Print the records again, character for character.

Start

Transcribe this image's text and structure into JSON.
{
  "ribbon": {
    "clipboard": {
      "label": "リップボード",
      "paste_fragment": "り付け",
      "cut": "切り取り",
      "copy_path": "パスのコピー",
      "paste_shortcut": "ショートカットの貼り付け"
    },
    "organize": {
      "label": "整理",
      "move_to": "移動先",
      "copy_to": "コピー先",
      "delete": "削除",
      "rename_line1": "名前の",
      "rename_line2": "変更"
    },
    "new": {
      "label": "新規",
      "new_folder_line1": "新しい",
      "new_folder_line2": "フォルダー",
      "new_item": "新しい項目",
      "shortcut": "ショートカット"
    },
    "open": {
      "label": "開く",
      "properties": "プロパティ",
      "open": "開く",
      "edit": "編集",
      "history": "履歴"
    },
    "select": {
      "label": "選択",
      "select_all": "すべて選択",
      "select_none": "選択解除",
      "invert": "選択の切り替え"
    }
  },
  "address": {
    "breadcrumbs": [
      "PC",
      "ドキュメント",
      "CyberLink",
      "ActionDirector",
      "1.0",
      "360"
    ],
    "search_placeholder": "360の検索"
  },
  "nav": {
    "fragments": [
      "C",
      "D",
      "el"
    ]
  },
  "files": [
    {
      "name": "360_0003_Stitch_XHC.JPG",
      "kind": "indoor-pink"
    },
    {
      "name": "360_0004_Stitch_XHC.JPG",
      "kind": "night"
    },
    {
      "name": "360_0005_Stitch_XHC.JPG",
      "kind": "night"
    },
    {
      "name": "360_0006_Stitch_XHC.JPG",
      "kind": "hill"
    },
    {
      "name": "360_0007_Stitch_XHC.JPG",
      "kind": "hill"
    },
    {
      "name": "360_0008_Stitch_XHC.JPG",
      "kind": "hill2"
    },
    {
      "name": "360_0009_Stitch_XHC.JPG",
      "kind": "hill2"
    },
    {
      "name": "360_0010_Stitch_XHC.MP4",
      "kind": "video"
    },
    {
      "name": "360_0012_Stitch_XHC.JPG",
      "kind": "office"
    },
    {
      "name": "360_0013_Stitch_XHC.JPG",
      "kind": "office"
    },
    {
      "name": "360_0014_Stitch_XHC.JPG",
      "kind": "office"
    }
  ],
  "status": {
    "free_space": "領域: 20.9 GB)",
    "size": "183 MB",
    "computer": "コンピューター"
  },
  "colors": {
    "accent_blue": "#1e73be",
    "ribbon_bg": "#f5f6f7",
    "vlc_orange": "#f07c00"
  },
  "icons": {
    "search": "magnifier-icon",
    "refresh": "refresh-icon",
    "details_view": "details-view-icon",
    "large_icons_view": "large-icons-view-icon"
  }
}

End

- [SOLUTION BELOW]:
Transcribe this image's text and structure into JSON.
{
  "ribbon": {
    "clipboard": {
      "label": "リップボード",
      "paste_fragment": "り付け",
      "cut": "切り取り",
      "copy_path": "パスのコピー",
      "paste_shortcut": "ショートカットの貼り付け"
    },
    "organize": {
      "label": "整理",
      "move_to": "移動先",
      "copy_to": "コピー先",
      "delete": "削除",
      "rename_line1": "名前の",
      "rename_line2": "変更"
    },
    "new": {
      "label": "新規",
      "new_folder_line1": "新しい",
      "new_folder_line2": "フォルダー",
      "new_item": "新しい項目",
      "shortcut": "ショートカット"
    },
    "open": {
      "label": "開く",
      "properties": "プロパティ",
      "open": "開く",
      "edit": "編集",
      "history": "履歴"
    },
    "select": {
      "label": "選択",
      "select_all": "すべて選択",
      "select_none": "選択解除",
      "invert": "選択の切り替え"
    }
  },
  "address": {
    "breadcrumbs": [
      "PC",
      "ドキュメント",
      "CyberLink",
      "ActionDirector",
      "1.0",
      "360"
    ],
    "search_placeholder": "360の検索"
  },
  "nav": {
    "fragments": [
      "C",
      "D",
      "el"
    ]
  },
  "files": [
    {
      "name": "360_0003_Stitch_XHC.JPG",
      "kind": "indoor-pink"
    },
    {
      "name": "360_0004_Stitch_XHC.JPG",
      "kind": "night"
    },
    {
      "name": "360_0005_Stitch_XHC.JPG",
      "kind": "night"
    },
    {
      "name": "360_0006_Stitch_XHC.JPG",
      "kind": "hill"
    },
    {
      "name": "360_0007_Stitch_XHC.JPG",
      "kind": "hill"
    },
    {
      "name": "360_0008_Stitch_XHC.JPG",
      "kind": "hill2"
    },
    {
      "name": "360_0009_Stitch_XHC.JPG",
      "kind": "hill2"
    },
    {
      "name": "360_0010_Stitch_XHC.MP4",
      "kind": "video"
    },
    {
      "name": "360_0012_Stitch_XHC.JPG",
      "kind": "office"
    },
    {
      "name": "360_0013_Stitch_XHC.JPG",
      "kind": "office"
    },
    {
      "name": "360_0014_Stitch_XHC.JPG",
      "kind": "office"
    }
  ],
  "status": {
    "free_space": "領域: 20.9 GB)",
    "size": "183 MB",
    "computer": "コンピューター"
  },
  "colors": {
    "accent_blue": "#1e73be",
    "ribbon_bg": "#f5f6f7",
    "vlc_orange": "#f07c00"
  },
  "icons": {
    "search": "magnifier-icon",
    "refresh": "refresh-icon",
    "details_view": "details-view-icon",
    "large_icons_view": "large-icons-view-icon"
  }
}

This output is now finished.